>> begin

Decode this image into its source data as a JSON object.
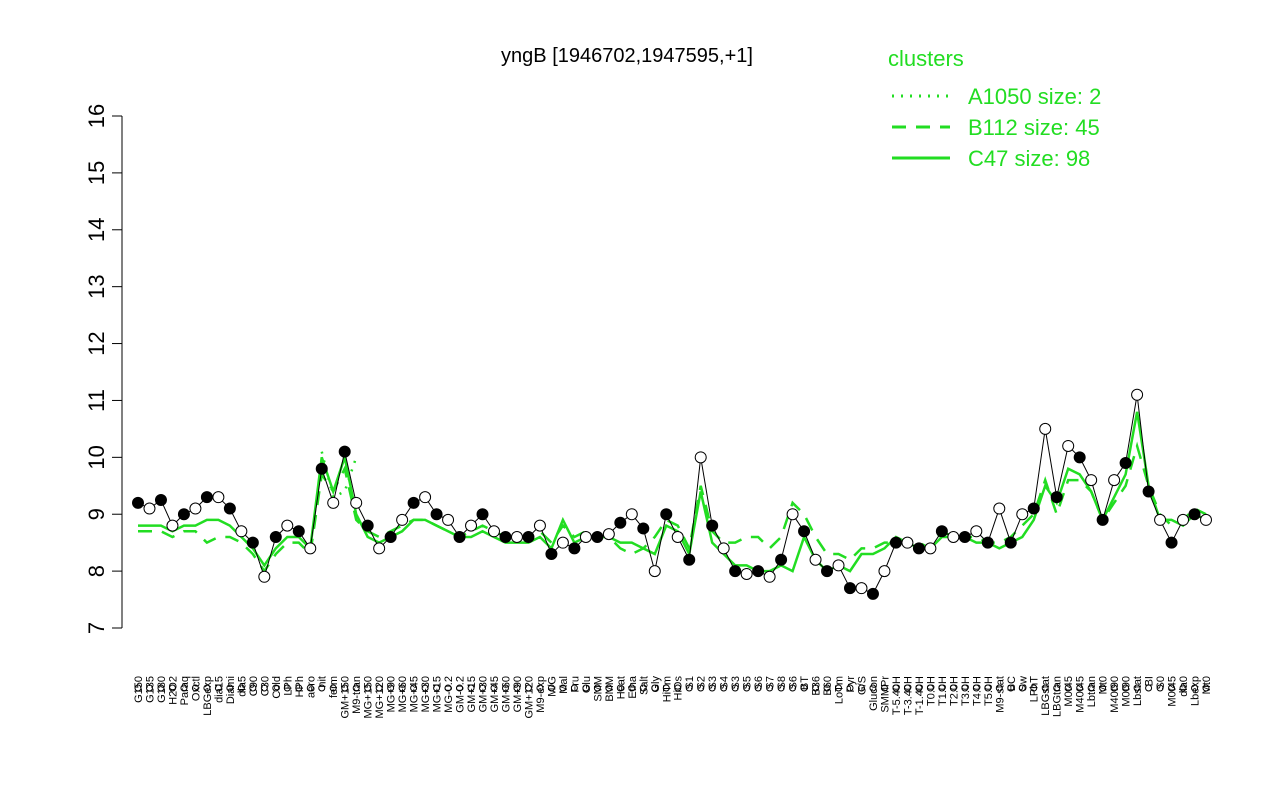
{
  "chart_data": {
    "type": "line",
    "title": "yngB [1946702,1947595,+1]",
    "categories": [
      "G150",
      "G135",
      "G180",
      "H2O2",
      "Paraq",
      "Oxctl",
      "LBGexp",
      "dia15",
      "Diami",
      "dia5",
      "C90",
      "C30",
      "Cold",
      "LPh",
      "HPh",
      "aero",
      "nit",
      "ferm",
      "GM+150",
      "M9-tran",
      "MG+150",
      "MG+120",
      "MG+90",
      "MG+60",
      "MG+45",
      "MG+30",
      "MG+15",
      "MG-0.2",
      "GM-0.2",
      "GM+15",
      "GM+30",
      "GM+45",
      "GM+60",
      "GM+90",
      "GM+120",
      "M9-exp",
      "M/G",
      "Mal",
      "Fru",
      "Glu",
      "SMM",
      "BMM",
      "Heat",
      "Etha",
      "Salt",
      "Gly",
      "HiTm",
      "HiOs",
      "S1",
      "S2",
      "S3",
      "S4",
      "S3",
      "S5",
      "S6",
      "S7",
      "S8",
      "S6",
      "BT",
      "B36",
      "B60",
      "LoTm",
      "Pyr",
      "G/S",
      "Glucon",
      "SMMPr",
      "T-5.40H",
      "T-3.40H",
      "T-1.40H",
      "T0.0H",
      "T1.0H",
      "T2.0H",
      "T3.0H",
      "T4.0H",
      "T5.0H",
      "M9-stat",
      "BC",
      "Sw",
      "LPhT",
      "LBGstat",
      "LBGtran",
      "M0t45",
      "M40t45",
      "Lbtran",
      "Mt0",
      "M40t90",
      "M0t90",
      "Lbstat",
      "BI",
      "S0",
      "M0t45",
      "dia0",
      "Lbexp",
      "Mt0"
    ],
    "values": [
      9.2,
      9.1,
      9.25,
      8.8,
      9.0,
      9.1,
      9.3,
      9.3,
      9.1,
      8.7,
      8.5,
      7.9,
      8.6,
      8.8,
      8.7,
      8.4,
      9.8,
      9.2,
      10.1,
      9.2,
      8.8,
      8.4,
      8.6,
      8.9,
      9.2,
      9.3,
      9.0,
      8.9,
      8.6,
      8.8,
      9.0,
      8.7,
      8.6,
      8.6,
      8.6,
      8.8,
      8.3,
      8.5,
      8.4,
      8.6,
      8.6,
      8.65,
      8.85,
      9.0,
      8.75,
      8.0,
      9.0,
      8.6,
      8.2,
      10.0,
      8.8,
      8.4,
      8.0,
      7.95,
      8.0,
      7.9,
      8.2,
      9.0,
      8.7,
      8.2,
      8.0,
      8.1,
      7.7,
      7.7,
      7.6,
      8.0,
      8.5,
      8.5,
      8.4,
      8.4,
      8.7,
      8.6,
      8.6,
      8.7,
      8.5,
      9.1,
      8.5,
      9.0,
      9.1,
      10.5,
      9.3,
      10.2,
      10.0,
      9.6,
      8.9,
      9.6,
      9.9,
      11.1,
      9.4,
      8.9,
      8.5,
      8.9,
      9.0,
      8.9
    ],
    "legend_title": "clusters",
    "series": [
      {
        "name": "A1050 size: 2",
        "color": "#22dd22",
        "dash": "dotted",
        "values": [
          null,
          null,
          null,
          null,
          null,
          null,
          null,
          null,
          null,
          null,
          null,
          null,
          null,
          null,
          null,
          null,
          10.1,
          9.3,
          9.4,
          10.0,
          null,
          null,
          null,
          null,
          null,
          null,
          null,
          null,
          null,
          null,
          null,
          null,
          null,
          null,
          null,
          null,
          null,
          null,
          null,
          null,
          null,
          null,
          null,
          null,
          null,
          null,
          null,
          null,
          null,
          null,
          null,
          null,
          null,
          null,
          null,
          null,
          null,
          null,
          null,
          null,
          null,
          null,
          null,
          null,
          null,
          null,
          null,
          null,
          null,
          null,
          null,
          null,
          null,
          null,
          null,
          null,
          null,
          null,
          null,
          null,
          null,
          null,
          null,
          null,
          null,
          null,
          null,
          null,
          null,
          null,
          null,
          null,
          null,
          null
        ]
      },
      {
        "name": "B112 size: 45",
        "color": "#22dd22",
        "dash": "dashed",
        "values": [
          8.7,
          8.7,
          8.7,
          8.6,
          8.7,
          8.7,
          8.5,
          8.6,
          8.6,
          8.5,
          8.3,
          8.0,
          8.3,
          8.5,
          8.5,
          8.3,
          9.7,
          9.4,
          9.8,
          8.9,
          8.7,
          8.6,
          8.7,
          8.8,
          8.9,
          8.9,
          8.8,
          8.7,
          8.6,
          8.7,
          8.8,
          8.7,
          8.6,
          8.6,
          8.6,
          8.7,
          8.5,
          8.8,
          8.6,
          8.7,
          8.6,
          8.6,
          8.4,
          8.3,
          8.4,
          8.6,
          8.9,
          8.8,
          8.4,
          9.5,
          8.7,
          8.5,
          8.5,
          8.6,
          8.6,
          8.4,
          8.6,
          9.2,
          9.0,
          8.6,
          8.3,
          8.3,
          8.2,
          8.4,
          8.4,
          8.5,
          8.5,
          8.5,
          8.5,
          8.4,
          8.7,
          8.6,
          8.6,
          8.6,
          8.5,
          8.5,
          8.6,
          8.8,
          9.0,
          9.6,
          9.0,
          9.6,
          9.6,
          9.4,
          8.9,
          9.2,
          9.5,
          10.2,
          9.5,
          9.0,
          8.8,
          8.9,
          9.1,
          9.0
        ]
      },
      {
        "name": "C47 size: 98",
        "color": "#22dd22",
        "dash": "solid",
        "values": [
          8.8,
          8.8,
          8.8,
          8.7,
          8.8,
          8.8,
          8.9,
          8.9,
          8.8,
          8.6,
          8.4,
          8.1,
          8.4,
          8.6,
          8.6,
          8.4,
          10.0,
          9.4,
          10.0,
          9.0,
          8.6,
          8.5,
          8.6,
          8.7,
          8.9,
          8.9,
          8.8,
          8.7,
          8.6,
          8.6,
          8.7,
          8.6,
          8.5,
          8.5,
          8.5,
          8.6,
          8.4,
          8.9,
          8.5,
          8.6,
          8.6,
          8.6,
          8.5,
          8.5,
          8.4,
          8.3,
          8.8,
          8.7,
          8.3,
          9.4,
          8.5,
          8.3,
          8.1,
          8.1,
          8.0,
          8.0,
          8.1,
          8.0,
          8.6,
          8.2,
          8.0,
          8.1,
          8.0,
          8.3,
          8.3,
          8.4,
          8.6,
          8.5,
          8.4,
          8.4,
          8.6,
          8.6,
          8.6,
          8.5,
          8.5,
          8.4,
          8.5,
          8.6,
          8.9,
          9.5,
          9.2,
          9.8,
          9.7,
          9.4,
          8.9,
          9.3,
          9.7,
          10.8,
          9.5,
          8.9,
          8.9,
          8.8,
          9.0,
          8.9
        ]
      }
    ],
    "ylim": [
      7,
      16
    ],
    "yticks": [
      7,
      8,
      9,
      10,
      11,
      12,
      13,
      14,
      15,
      16
    ]
  }
}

>> end

Short task - Copy out each line word for word, please, skipping the images.

Response to this exercise -
Decode this image into its source data as a JSON object.
{
  "chart_data": {
    "type": "line",
    "title": "yngB [1946702,1947595,+1]",
    "categories": [
      "G150",
      "G135",
      "G180",
      "H2O2",
      "Paraq",
      "Oxctl",
      "LBGexp",
      "dia15",
      "Diami",
      "dia5",
      "C90",
      "C30",
      "Cold",
      "LPh",
      "HPh",
      "aero",
      "nit",
      "ferm",
      "GM+150",
      "M9-tran",
      "MG+150",
      "MG+120",
      "MG+90",
      "MG+60",
      "MG+45",
      "MG+30",
      "MG+15",
      "MG-0.2",
      "GM-0.2",
      "GM+15",
      "GM+30",
      "GM+45",
      "GM+60",
      "GM+90",
      "GM+120",
      "M9-exp",
      "M/G",
      "Mal",
      "Fru",
      "Glu",
      "SMM",
      "BMM",
      "Heat",
      "Etha",
      "Salt",
      "Gly",
      "HiTm",
      "HiOs",
      "S1",
      "S2",
      "S3",
      "S4",
      "S3",
      "S5",
      "S6",
      "S7",
      "S8",
      "S6",
      "BT",
      "B36",
      "B60",
      "LoTm",
      "Pyr",
      "G/S",
      "Glucon",
      "SMMPr",
      "T-5.40H",
      "T-3.40H",
      "T-1.40H",
      "T0.0H",
      "T1.0H",
      "T2.0H",
      "T3.0H",
      "T4.0H",
      "T5.0H",
      "M9-stat",
      "BC",
      "Sw",
      "LPhT",
      "LBGstat",
      "LBGtran",
      "M0t45",
      "M40t45",
      "Lbtran",
      "Mt0",
      "M40t90",
      "M0t90",
      "Lbstat",
      "BI",
      "S0",
      "M0t45",
      "dia0",
      "Lbexp",
      "Mt0"
    ],
    "values": [
      9.2,
      9.1,
      9.25,
      8.8,
      9.0,
      9.1,
      9.3,
      9.3,
      9.1,
      8.7,
      8.5,
      7.9,
      8.6,
      8.8,
      8.7,
      8.4,
      9.8,
      9.2,
      10.1,
      9.2,
      8.8,
      8.4,
      8.6,
      8.9,
      9.2,
      9.3,
      9.0,
      8.9,
      8.6,
      8.8,
      9.0,
      8.7,
      8.6,
      8.6,
      8.6,
      8.8,
      8.3,
      8.5,
      8.4,
      8.6,
      8.6,
      8.65,
      8.85,
      9.0,
      8.75,
      8.0,
      9.0,
      8.6,
      8.2,
      10.0,
      8.8,
      8.4,
      8.0,
      7.95,
      8.0,
      7.9,
      8.2,
      9.0,
      8.7,
      8.2,
      8.0,
      8.1,
      7.7,
      7.7,
      7.6,
      8.0,
      8.5,
      8.5,
      8.4,
      8.4,
      8.7,
      8.6,
      8.6,
      8.7,
      8.5,
      9.1,
      8.5,
      9.0,
      9.1,
      10.5,
      9.3,
      10.2,
      10.0,
      9.6,
      8.9,
      9.6,
      9.9,
      11.1,
      9.4,
      8.9,
      8.5,
      8.9,
      9.0,
      8.9
    ],
    "legend_title": "clusters",
    "series": [
      {
        "name": "A1050 size: 2",
        "color": "#22dd22",
        "dash": "dotted",
        "values": [
          null,
          null,
          null,
          null,
          null,
          null,
          null,
          null,
          null,
          null,
          null,
          null,
          null,
          null,
          null,
          null,
          10.1,
          9.3,
          9.4,
          10.0,
          null,
          null,
          null,
          null,
          null,
          null,
          null,
          null,
          null,
          null,
          null,
          null,
          null,
          null,
          null,
          null,
          null,
          null,
          null,
          null,
          null,
          null,
          null,
          null,
          null,
          null,
          null,
          null,
          null,
          null,
          null,
          null,
          null,
          null,
          null,
          null,
          null,
          null,
          null,
          null,
          null,
          null,
          null,
          null,
          null,
          null,
          null,
          null,
          null,
          null,
          null,
          null,
          null,
          null,
          null,
          null,
          null,
          null,
          null,
          null,
          null,
          null,
          null,
          null,
          null,
          null,
          null,
          null,
          null,
          null,
          null,
          null,
          null,
          null
        ]
      },
      {
        "name": "B112 size: 45",
        "color": "#22dd22",
        "dash": "dashed",
        "values": [
          8.7,
          8.7,
          8.7,
          8.6,
          8.7,
          8.7,
          8.5,
          8.6,
          8.6,
          8.5,
          8.3,
          8.0,
          8.3,
          8.5,
          8.5,
          8.3,
          9.7,
          9.4,
          9.8,
          8.9,
          8.7,
          8.6,
          8.7,
          8.8,
          8.9,
          8.9,
          8.8,
          8.7,
          8.6,
          8.7,
          8.8,
          8.7,
          8.6,
          8.6,
          8.6,
          8.7,
          8.5,
          8.8,
          8.6,
          8.7,
          8.6,
          8.6,
          8.4,
          8.3,
          8.4,
          8.6,
          8.9,
          8.8,
          8.4,
          9.5,
          8.7,
          8.5,
          8.5,
          8.6,
          8.6,
          8.4,
          8.6,
          9.2,
          9.0,
          8.6,
          8.3,
          8.3,
          8.2,
          8.4,
          8.4,
          8.5,
          8.5,
          8.5,
          8.5,
          8.4,
          8.7,
          8.6,
          8.6,
          8.6,
          8.5,
          8.5,
          8.6,
          8.8,
          9.0,
          9.6,
          9.0,
          9.6,
          9.6,
          9.4,
          8.9,
          9.2,
          9.5,
          10.2,
          9.5,
          9.0,
          8.8,
          8.9,
          9.1,
          9.0
        ]
      },
      {
        "name": "C47 size: 98",
        "color": "#22dd22",
        "dash": "solid",
        "values": [
          8.8,
          8.8,
          8.8,
          8.7,
          8.8,
          8.8,
          8.9,
          8.9,
          8.8,
          8.6,
          8.4,
          8.1,
          8.4,
          8.6,
          8.6,
          8.4,
          10.0,
          9.4,
          10.0,
          9.0,
          8.6,
          8.5,
          8.6,
          8.7,
          8.9,
          8.9,
          8.8,
          8.7,
          8.6,
          8.6,
          8.7,
          8.6,
          8.5,
          8.5,
          8.5,
          8.6,
          8.4,
          8.9,
          8.5,
          8.6,
          8.6,
          8.6,
          8.5,
          8.5,
          8.4,
          8.3,
          8.8,
          8.7,
          8.3,
          9.4,
          8.5,
          8.3,
          8.1,
          8.1,
          8.0,
          8.0,
          8.1,
          8.0,
          8.6,
          8.2,
          8.0,
          8.1,
          8.0,
          8.3,
          8.3,
          8.4,
          8.6,
          8.5,
          8.4,
          8.4,
          8.6,
          8.6,
          8.6,
          8.5,
          8.5,
          8.4,
          8.5,
          8.6,
          8.9,
          9.5,
          9.2,
          9.8,
          9.7,
          9.4,
          8.9,
          9.3,
          9.7,
          10.8,
          9.5,
          8.9,
          8.9,
          8.8,
          9.0,
          8.9
        ]
      }
    ],
    "ylim": [
      7,
      16
    ],
    "yticks": [
      7,
      8,
      9,
      10,
      11,
      12,
      13,
      14,
      15,
      16
    ]
  }
}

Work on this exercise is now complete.